■ TASK:
Your task is to copy the listing exactly, with the pictures left out.

■ INPUT RECORDS:

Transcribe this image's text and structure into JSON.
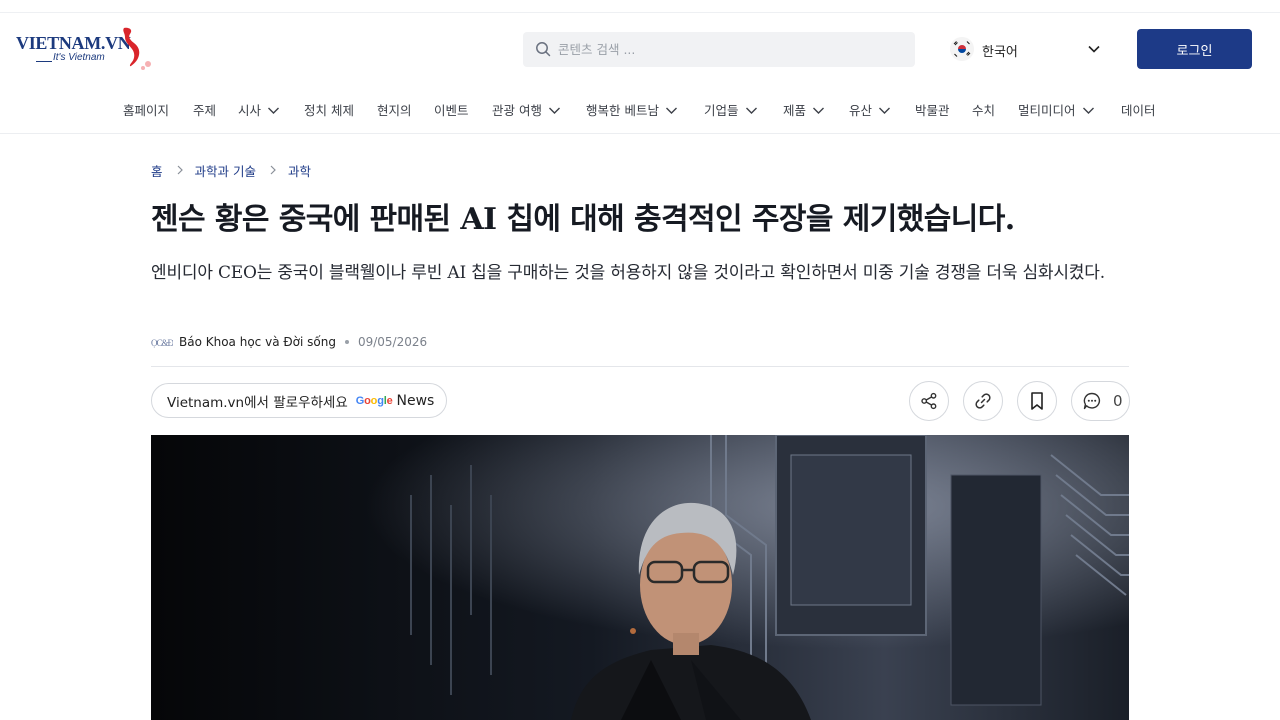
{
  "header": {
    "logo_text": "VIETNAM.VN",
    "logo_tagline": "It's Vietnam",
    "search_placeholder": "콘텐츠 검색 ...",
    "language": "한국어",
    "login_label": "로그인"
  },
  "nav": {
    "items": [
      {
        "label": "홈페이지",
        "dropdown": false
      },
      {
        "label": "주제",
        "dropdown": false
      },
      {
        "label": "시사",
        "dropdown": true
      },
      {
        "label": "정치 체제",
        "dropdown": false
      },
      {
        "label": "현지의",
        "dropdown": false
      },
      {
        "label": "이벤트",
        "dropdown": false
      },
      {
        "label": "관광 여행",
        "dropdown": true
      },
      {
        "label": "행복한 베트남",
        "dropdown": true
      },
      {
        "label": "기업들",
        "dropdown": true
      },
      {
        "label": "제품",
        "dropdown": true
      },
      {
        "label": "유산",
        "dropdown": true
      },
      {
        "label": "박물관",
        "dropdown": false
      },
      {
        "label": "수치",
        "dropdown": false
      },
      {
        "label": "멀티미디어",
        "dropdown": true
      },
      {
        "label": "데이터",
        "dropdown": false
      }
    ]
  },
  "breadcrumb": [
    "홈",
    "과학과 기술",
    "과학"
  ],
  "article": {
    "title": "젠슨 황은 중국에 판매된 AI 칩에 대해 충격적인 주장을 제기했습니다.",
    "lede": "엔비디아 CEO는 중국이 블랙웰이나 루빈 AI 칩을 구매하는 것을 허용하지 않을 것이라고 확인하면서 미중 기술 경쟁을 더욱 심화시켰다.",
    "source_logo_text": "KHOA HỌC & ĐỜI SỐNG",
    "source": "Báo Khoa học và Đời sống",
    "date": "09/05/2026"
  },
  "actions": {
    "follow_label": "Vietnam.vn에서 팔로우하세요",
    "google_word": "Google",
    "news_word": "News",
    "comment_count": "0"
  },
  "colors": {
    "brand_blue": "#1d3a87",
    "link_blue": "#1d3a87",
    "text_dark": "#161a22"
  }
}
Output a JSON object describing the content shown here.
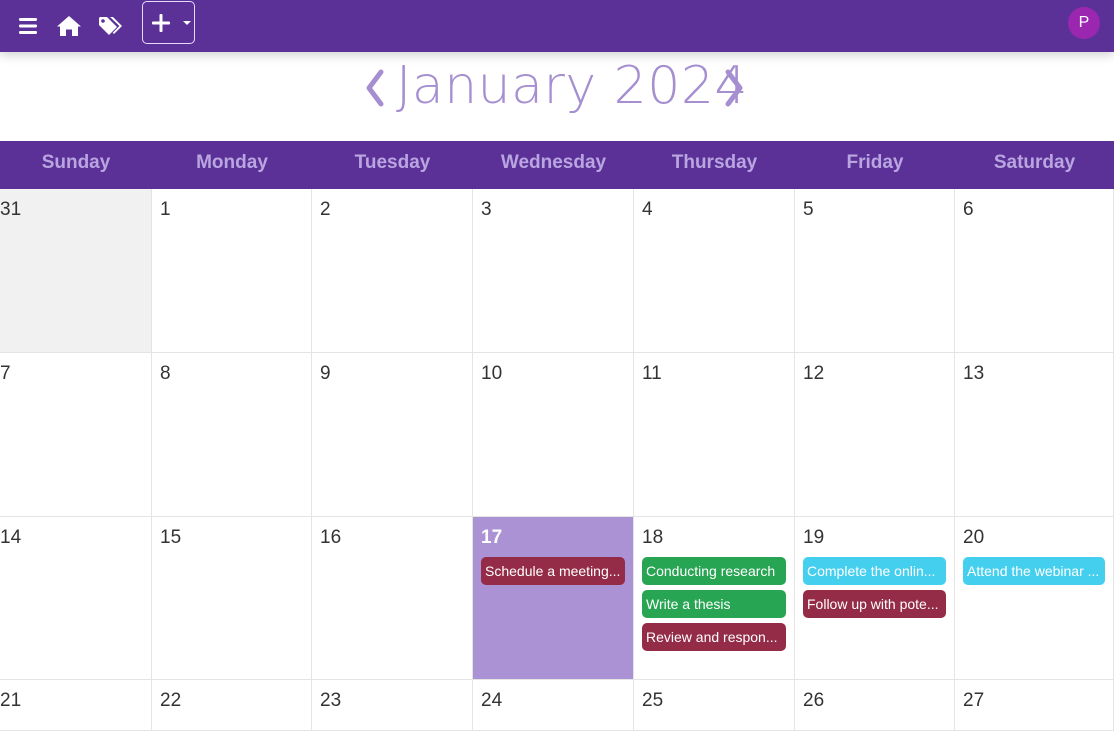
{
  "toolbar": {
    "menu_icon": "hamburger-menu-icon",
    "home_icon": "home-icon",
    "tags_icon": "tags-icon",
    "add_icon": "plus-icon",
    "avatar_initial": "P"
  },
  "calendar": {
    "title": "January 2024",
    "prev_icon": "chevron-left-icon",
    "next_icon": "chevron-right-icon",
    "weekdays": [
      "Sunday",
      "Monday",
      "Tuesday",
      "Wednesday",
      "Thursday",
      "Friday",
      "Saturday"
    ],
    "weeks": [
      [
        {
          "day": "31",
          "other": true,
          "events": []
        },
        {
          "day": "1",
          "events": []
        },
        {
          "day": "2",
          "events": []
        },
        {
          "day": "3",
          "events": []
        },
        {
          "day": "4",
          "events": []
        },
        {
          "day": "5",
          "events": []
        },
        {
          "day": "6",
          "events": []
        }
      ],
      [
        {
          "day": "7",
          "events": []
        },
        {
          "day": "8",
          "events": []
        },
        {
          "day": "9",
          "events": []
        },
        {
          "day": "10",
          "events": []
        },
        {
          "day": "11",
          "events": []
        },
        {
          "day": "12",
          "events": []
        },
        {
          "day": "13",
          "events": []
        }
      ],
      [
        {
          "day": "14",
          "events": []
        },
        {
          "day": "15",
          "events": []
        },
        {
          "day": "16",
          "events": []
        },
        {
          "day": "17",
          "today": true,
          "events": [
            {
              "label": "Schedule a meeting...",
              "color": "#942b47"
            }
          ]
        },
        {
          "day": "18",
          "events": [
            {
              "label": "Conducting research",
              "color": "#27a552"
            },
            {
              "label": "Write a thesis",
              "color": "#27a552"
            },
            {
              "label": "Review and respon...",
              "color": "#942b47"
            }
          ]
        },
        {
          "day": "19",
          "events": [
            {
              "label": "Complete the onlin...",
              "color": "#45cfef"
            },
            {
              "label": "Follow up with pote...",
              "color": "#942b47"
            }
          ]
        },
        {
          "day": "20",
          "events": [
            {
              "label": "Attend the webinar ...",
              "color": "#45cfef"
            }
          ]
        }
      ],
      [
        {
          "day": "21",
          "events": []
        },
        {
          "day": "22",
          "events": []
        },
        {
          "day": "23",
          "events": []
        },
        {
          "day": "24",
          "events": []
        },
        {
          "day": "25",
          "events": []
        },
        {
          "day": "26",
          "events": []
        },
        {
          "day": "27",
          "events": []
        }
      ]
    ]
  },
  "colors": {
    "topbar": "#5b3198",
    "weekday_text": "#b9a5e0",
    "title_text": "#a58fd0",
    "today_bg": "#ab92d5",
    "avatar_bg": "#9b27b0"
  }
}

■ RESULT FOR THIS TASK:
Transcribe this image's text and structure into JSON.
{
  "header": {
    "logo_text": "VIETNAM.VN",
    "logo_tagline": "It's Vietnam",
    "search_placeholder": "콘텐츠 검색 ...",
    "language": "한국어",
    "login_label": "로그인"
  },
  "nav": {
    "items": [
      {
        "label": "홈페이지",
        "dropdown": false
      },
      {
        "label": "주제",
        "dropdown": false
      },
      {
        "label": "시사",
        "dropdown": true
      },
      {
        "label": "정치 체제",
        "dropdown": false
      },
      {
        "label": "현지의",
        "dropdown": false
      },
      {
        "label": "이벤트",
        "dropdown": false
      },
      {
        "label": "관광 여행",
        "dropdown": true
      },
      {
        "label": "행복한 베트남",
        "dropdown": true
      },
      {
        "label": "기업들",
        "dropdown": true
      },
      {
        "label": "제품",
        "dropdown": true
      },
      {
        "label": "유산",
        "dropdown": true
      },
      {
        "label": "박물관",
        "dropdown": false
      },
      {
        "label": "수치",
        "dropdown": false
      },
      {
        "label": "멀티미디어",
        "dropdown": true
      },
      {
        "label": "데이터",
        "dropdown": false
      }
    ]
  },
  "breadcrumb": [
    "홈",
    "과학과 기술",
    "과학"
  ],
  "article": {
    "title": "젠슨 황은 중국에 판매된 AI 칩에 대해 충격적인 주장을 제기했습니다.",
    "lede": "엔비디아 CEO는 중국이 블랙웰이나 루빈 AI 칩을 구매하는 것을 허용하지 않을 것이라고 확인하면서 미중 기술 경쟁을 더욱 심화시켰다.",
    "source_logo_text": "KHOA HỌC & ĐỜI SỐNG",
    "source": "Báo Khoa học và Đời sống",
    "date": "09/05/2026"
  },
  "actions": {
    "follow_label": "Vietnam.vn에서 팔로우하세요",
    "google_word": "Google",
    "news_word": "News",
    "comment_count": "0"
  },
  "colors": {
    "brand_blue": "#1d3a87",
    "link_blue": "#1d3a87",
    "text_dark": "#161a22"
  }
}
Output a JSON object describing the content shown here.
{
  "toolbar": {
    "menu_icon": "hamburger-menu-icon",
    "home_icon": "home-icon",
    "tags_icon": "tags-icon",
    "add_icon": "plus-icon",
    "avatar_initial": "P"
  },
  "calendar": {
    "title": "January 2024",
    "prev_icon": "chevron-left-icon",
    "next_icon": "chevron-right-icon",
    "weekdays": [
      "Sunday",
      "Monday",
      "Tuesday",
      "Wednesday",
      "Thursday",
      "Friday",
      "Saturday"
    ],
    "weeks": [
      [
        {
          "day": "31",
          "other": true,
          "events": []
        },
        {
          "day": "1",
          "events": []
        },
        {
          "day": "2",
          "events": []
        },
        {
          "day": "3",
          "events": []
        },
        {
          "day": "4",
          "events": []
        },
        {
          "day": "5",
          "events": []
        },
        {
          "day": "6",
          "events": []
        }
      ],
      [
        {
          "day": "7",
          "events": []
        },
        {
          "day": "8",
          "events": []
        },
        {
          "day": "9",
          "events": []
        },
        {
          "day": "10",
          "events": []
        },
        {
          "day": "11",
          "events": []
        },
        {
          "day": "12",
          "events": []
        },
        {
          "day": "13",
          "events": []
        }
      ],
      [
        {
          "day": "14",
          "events": []
        },
        {
          "day": "15",
          "events": []
        },
        {
          "day": "16",
          "events": []
        },
        {
          "day": "17",
          "today": true,
          "events": [
            {
              "label": "Schedule a meeting...",
              "color": "#942b47"
            }
          ]
        },
        {
          "day": "18",
          "events": [
            {
              "label": "Conducting research",
              "color": "#27a552"
            },
            {
              "label": "Write a thesis",
              "color": "#27a552"
            },
            {
              "label": "Review and respon...",
              "color": "#942b47"
            }
          ]
        },
        {
          "day": "19",
          "events": [
            {
              "label": "Complete the onlin...",
              "color": "#45cfef"
            },
            {
              "label": "Follow up with pote...",
              "color": "#942b47"
            }
          ]
        },
        {
          "day": "20",
          "events": [
            {
              "label": "Attend the webinar ...",
              "color": "#45cfef"
            }
          ]
        }
      ],
      [
        {
          "day": "21",
          "events": []
        },
        {
          "day": "22",
          "events": []
        },
        {
          "day": "23",
          "events": []
        },
        {
          "day": "24",
          "events": []
        },
        {
          "day": "25",
          "events": []
        },
        {
          "day": "26",
          "events": []
        },
        {
          "day": "27",
          "events": []
        }
      ]
    ]
  },
  "colors": {
    "topbar": "#5b3198",
    "weekday_text": "#b9a5e0",
    "title_text": "#a58fd0",
    "today_bg": "#ab92d5",
    "avatar_bg": "#9b27b0"
  }
}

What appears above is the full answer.